▶ Task directions
Find the lines holding "Самая" and copy them.
-- start of Entries supplied --
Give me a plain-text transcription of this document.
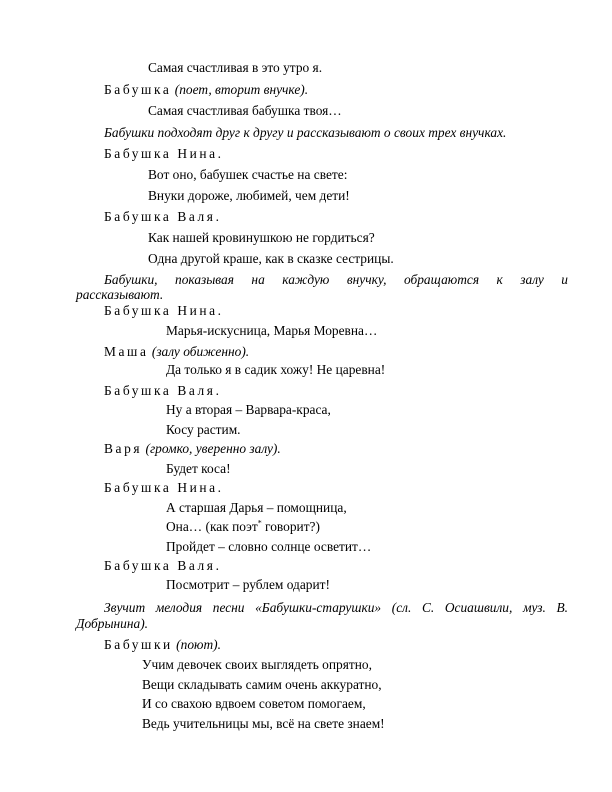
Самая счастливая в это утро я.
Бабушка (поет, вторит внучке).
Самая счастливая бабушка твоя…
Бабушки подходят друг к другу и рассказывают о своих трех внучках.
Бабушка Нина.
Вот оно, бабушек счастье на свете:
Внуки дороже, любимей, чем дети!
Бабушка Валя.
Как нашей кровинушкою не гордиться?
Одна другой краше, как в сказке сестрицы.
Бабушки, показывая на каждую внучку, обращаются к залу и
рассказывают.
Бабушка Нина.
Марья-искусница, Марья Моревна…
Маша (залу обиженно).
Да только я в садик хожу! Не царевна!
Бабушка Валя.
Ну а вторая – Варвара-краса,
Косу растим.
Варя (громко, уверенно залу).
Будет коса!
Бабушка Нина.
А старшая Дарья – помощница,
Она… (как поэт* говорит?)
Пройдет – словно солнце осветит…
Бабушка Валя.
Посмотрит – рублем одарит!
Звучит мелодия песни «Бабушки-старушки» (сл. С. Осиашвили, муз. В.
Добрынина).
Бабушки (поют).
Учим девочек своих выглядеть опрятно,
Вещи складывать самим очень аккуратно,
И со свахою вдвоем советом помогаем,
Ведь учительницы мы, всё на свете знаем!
-- end of Entries supplied --
▶ Final answer
Самая счастливая в это утро я.
Самая счастливая бабушка твоя…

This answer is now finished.